_Exercise instructions_
Report how many lines include the word "style", and nothing besides that number.

_Material_
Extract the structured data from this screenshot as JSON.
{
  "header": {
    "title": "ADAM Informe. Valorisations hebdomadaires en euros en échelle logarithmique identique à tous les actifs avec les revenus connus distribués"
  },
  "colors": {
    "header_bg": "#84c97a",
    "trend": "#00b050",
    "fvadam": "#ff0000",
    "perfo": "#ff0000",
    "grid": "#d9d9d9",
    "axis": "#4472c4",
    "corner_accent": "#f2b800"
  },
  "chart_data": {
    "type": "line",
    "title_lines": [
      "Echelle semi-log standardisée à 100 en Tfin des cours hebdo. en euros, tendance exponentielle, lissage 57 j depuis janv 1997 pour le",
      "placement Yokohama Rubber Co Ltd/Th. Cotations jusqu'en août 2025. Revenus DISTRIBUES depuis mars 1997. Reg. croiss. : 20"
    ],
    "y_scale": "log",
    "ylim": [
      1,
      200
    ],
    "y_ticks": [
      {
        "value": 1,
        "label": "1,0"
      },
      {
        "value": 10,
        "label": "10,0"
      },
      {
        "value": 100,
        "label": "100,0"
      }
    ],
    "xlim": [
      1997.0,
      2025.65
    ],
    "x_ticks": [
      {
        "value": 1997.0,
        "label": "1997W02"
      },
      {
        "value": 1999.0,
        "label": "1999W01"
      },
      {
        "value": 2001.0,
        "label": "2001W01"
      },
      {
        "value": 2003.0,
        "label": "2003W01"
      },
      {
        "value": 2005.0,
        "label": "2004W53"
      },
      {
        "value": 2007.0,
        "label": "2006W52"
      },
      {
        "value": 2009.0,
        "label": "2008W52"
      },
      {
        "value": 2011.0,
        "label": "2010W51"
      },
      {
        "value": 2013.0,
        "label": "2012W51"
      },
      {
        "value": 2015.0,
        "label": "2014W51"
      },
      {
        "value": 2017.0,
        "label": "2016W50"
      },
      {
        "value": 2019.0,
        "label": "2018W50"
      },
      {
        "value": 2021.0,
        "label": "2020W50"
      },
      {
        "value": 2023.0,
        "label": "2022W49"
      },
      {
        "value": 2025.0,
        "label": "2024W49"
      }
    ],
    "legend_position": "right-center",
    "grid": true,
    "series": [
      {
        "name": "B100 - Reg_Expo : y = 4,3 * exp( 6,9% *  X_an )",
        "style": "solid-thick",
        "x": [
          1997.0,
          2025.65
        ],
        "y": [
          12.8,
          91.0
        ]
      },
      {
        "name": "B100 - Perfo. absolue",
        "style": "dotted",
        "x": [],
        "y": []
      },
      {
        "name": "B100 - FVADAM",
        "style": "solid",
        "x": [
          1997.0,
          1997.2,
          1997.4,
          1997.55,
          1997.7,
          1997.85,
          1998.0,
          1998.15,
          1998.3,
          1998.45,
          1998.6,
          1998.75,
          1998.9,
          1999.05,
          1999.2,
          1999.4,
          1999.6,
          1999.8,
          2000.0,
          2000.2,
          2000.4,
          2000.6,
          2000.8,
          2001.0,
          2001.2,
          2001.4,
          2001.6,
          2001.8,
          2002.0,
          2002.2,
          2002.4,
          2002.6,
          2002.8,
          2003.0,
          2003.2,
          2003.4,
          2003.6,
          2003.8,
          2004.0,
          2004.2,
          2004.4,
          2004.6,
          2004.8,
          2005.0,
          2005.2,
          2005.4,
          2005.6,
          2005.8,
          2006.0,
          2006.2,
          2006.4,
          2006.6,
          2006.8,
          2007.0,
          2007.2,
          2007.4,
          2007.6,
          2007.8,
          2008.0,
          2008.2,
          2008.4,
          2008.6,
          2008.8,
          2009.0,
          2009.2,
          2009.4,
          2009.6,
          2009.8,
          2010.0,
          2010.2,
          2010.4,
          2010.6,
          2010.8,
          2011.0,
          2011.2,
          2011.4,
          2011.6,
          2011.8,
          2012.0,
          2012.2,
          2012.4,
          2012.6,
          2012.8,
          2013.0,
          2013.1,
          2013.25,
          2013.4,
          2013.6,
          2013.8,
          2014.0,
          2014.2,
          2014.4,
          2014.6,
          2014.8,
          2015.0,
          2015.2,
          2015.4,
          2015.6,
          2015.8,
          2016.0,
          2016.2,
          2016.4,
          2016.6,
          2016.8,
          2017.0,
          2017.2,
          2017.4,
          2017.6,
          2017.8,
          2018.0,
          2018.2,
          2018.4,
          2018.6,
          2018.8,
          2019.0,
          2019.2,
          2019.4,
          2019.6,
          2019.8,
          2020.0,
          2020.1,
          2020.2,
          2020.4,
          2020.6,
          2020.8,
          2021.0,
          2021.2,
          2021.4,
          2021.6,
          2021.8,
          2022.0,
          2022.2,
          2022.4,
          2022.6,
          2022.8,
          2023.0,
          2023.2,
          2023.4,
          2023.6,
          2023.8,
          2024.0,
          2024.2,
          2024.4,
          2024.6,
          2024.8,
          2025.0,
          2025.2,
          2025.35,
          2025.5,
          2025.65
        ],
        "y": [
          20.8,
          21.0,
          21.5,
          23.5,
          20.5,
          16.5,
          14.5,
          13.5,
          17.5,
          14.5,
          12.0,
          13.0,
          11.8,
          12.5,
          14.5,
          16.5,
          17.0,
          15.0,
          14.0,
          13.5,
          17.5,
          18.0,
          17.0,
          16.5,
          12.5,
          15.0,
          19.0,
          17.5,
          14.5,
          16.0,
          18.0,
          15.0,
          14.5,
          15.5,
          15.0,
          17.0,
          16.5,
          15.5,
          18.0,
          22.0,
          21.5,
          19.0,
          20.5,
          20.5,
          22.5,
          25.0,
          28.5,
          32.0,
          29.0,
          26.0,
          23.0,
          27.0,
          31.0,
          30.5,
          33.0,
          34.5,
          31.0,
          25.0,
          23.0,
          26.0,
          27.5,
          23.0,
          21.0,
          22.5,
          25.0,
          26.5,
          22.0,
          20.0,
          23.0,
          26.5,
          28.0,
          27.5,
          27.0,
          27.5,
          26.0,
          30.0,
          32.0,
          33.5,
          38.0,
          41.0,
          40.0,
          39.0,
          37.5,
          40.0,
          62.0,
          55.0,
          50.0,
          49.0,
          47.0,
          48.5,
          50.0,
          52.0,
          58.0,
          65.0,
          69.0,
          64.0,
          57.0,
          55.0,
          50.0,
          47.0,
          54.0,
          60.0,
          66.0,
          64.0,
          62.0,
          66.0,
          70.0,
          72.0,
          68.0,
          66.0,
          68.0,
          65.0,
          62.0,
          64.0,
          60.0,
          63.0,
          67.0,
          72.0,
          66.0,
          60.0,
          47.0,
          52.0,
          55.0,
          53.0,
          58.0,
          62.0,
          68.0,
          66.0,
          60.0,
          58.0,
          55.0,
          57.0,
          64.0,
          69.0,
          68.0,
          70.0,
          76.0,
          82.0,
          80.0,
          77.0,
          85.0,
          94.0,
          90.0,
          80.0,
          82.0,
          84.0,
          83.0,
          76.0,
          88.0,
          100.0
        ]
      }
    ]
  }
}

_Correct output_
3